--- WHAT YOU WILL DO ---
Repeat every line of the listing below exactly, minus the pictures.

[Data listing]

_ _ _ _ _

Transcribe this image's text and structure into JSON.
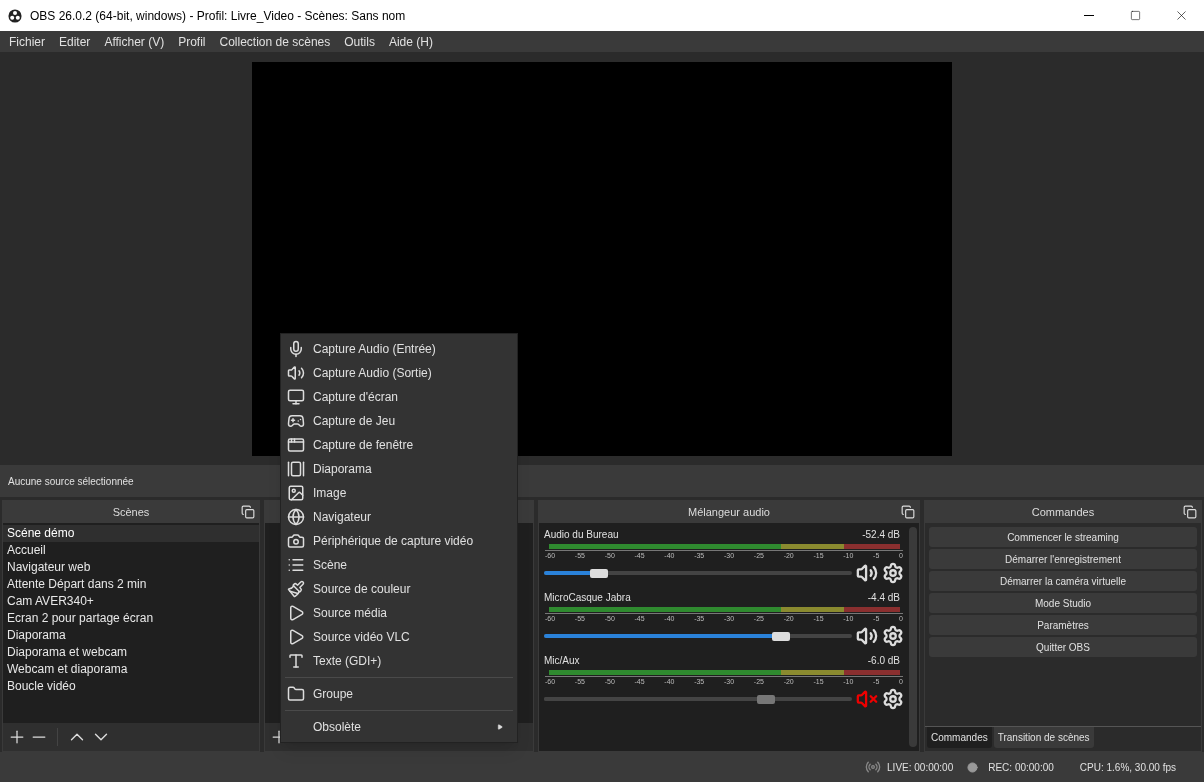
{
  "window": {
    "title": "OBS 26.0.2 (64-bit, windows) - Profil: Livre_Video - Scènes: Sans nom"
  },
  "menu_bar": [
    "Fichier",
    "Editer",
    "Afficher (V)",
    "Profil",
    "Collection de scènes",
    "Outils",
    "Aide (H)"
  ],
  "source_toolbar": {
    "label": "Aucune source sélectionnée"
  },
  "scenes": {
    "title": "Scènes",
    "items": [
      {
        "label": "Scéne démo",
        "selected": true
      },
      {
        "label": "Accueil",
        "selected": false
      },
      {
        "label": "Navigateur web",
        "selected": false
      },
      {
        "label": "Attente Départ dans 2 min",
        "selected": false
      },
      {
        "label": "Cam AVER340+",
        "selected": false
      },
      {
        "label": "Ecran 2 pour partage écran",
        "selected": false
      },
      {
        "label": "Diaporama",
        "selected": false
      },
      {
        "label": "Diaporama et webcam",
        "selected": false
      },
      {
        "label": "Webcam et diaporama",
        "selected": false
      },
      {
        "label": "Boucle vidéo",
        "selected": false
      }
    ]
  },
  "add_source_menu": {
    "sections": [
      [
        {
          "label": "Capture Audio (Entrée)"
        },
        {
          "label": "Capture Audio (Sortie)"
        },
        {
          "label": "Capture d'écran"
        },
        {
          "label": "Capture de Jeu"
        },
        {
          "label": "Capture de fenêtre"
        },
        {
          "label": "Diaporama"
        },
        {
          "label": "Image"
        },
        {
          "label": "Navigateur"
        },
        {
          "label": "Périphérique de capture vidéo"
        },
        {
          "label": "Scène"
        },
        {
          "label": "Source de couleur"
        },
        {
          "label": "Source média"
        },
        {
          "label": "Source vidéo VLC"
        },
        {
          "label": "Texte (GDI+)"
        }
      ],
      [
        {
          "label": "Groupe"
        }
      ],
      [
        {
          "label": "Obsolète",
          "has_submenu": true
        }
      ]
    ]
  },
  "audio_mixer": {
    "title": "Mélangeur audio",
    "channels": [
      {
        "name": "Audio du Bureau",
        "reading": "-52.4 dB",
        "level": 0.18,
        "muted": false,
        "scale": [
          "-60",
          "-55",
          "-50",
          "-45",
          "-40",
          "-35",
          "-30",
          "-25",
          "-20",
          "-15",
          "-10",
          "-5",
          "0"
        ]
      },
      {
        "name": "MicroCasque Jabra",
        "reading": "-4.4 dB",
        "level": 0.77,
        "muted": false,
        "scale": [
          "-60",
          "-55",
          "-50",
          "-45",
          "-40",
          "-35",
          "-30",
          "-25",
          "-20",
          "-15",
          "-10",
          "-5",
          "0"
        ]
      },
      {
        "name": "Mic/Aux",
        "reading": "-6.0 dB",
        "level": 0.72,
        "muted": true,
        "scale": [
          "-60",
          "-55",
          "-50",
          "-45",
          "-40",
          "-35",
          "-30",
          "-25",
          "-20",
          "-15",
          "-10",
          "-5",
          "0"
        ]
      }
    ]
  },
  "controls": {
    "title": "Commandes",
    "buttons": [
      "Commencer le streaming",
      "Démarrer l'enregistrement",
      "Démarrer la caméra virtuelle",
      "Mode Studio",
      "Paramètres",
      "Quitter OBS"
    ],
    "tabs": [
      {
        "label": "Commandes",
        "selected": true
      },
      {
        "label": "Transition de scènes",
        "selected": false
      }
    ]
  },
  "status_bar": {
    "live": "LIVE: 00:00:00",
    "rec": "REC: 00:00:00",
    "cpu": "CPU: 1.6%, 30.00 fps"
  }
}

_ _ _ _ _

--- FINISHED EXERCISE ---
Transcribe this image's text and structure into JSON.
{
  "window": {
    "title": "OBS 26.0.2 (64-bit, windows) - Profil: Livre_Video - Scènes: Sans nom"
  },
  "menu_bar": [
    "Fichier",
    "Editer",
    "Afficher (V)",
    "Profil",
    "Collection de scènes",
    "Outils",
    "Aide (H)"
  ],
  "source_toolbar": {
    "label": "Aucune source sélectionnée"
  },
  "scenes": {
    "title": "Scènes",
    "items": [
      {
        "label": "Scéne démo",
        "selected": true
      },
      {
        "label": "Accueil",
        "selected": false
      },
      {
        "label": "Navigateur web",
        "selected": false
      },
      {
        "label": "Attente Départ dans 2 min",
        "selected": false
      },
      {
        "label": "Cam AVER340+",
        "selected": false
      },
      {
        "label": "Ecran 2 pour partage écran",
        "selected": false
      },
      {
        "label": "Diaporama",
        "selected": false
      },
      {
        "label": "Diaporama et webcam",
        "selected": false
      },
      {
        "label": "Webcam et diaporama",
        "selected": false
      },
      {
        "label": "Boucle vidéo",
        "selected": false
      }
    ]
  },
  "add_source_menu": {
    "sections": [
      [
        {
          "label": "Capture Audio (Entrée)"
        },
        {
          "label": "Capture Audio (Sortie)"
        },
        {
          "label": "Capture d'écran"
        },
        {
          "label": "Capture de Jeu"
        },
        {
          "label": "Capture de fenêtre"
        },
        {
          "label": "Diaporama"
        },
        {
          "label": "Image"
        },
        {
          "label": "Navigateur"
        },
        {
          "label": "Périphérique de capture vidéo"
        },
        {
          "label": "Scène"
        },
        {
          "label": "Source de couleur"
        },
        {
          "label": "Source média"
        },
        {
          "label": "Source vidéo VLC"
        },
        {
          "label": "Texte (GDI+)"
        }
      ],
      [
        {
          "label": "Groupe"
        }
      ],
      [
        {
          "label": "Obsolète",
          "has_submenu": true
        }
      ]
    ]
  },
  "audio_mixer": {
    "title": "Mélangeur audio",
    "channels": [
      {
        "name": "Audio du Bureau",
        "reading": "-52.4 dB",
        "level": 0.18,
        "muted": false,
        "scale": [
          "-60",
          "-55",
          "-50",
          "-45",
          "-40",
          "-35",
          "-30",
          "-25",
          "-20",
          "-15",
          "-10",
          "-5",
          "0"
        ]
      },
      {
        "name": "MicroCasque Jabra",
        "reading": "-4.4 dB",
        "level": 0.77,
        "muted": false,
        "scale": [
          "-60",
          "-55",
          "-50",
          "-45",
          "-40",
          "-35",
          "-30",
          "-25",
          "-20",
          "-15",
          "-10",
          "-5",
          "0"
        ]
      },
      {
        "name": "Mic/Aux",
        "reading": "-6.0 dB",
        "level": 0.72,
        "muted": true,
        "scale": [
          "-60",
          "-55",
          "-50",
          "-45",
          "-40",
          "-35",
          "-30",
          "-25",
          "-20",
          "-15",
          "-10",
          "-5",
          "0"
        ]
      }
    ]
  },
  "controls": {
    "title": "Commandes",
    "buttons": [
      "Commencer le streaming",
      "Démarrer l'enregistrement",
      "Démarrer la caméra virtuelle",
      "Mode Studio",
      "Paramètres",
      "Quitter OBS"
    ],
    "tabs": [
      {
        "label": "Commandes",
        "selected": true
      },
      {
        "label": "Transition de scènes",
        "selected": false
      }
    ]
  },
  "status_bar": {
    "live": "LIVE: 00:00:00",
    "rec": "REC: 00:00:00",
    "cpu": "CPU: 1.6%, 30.00 fps"
  }
}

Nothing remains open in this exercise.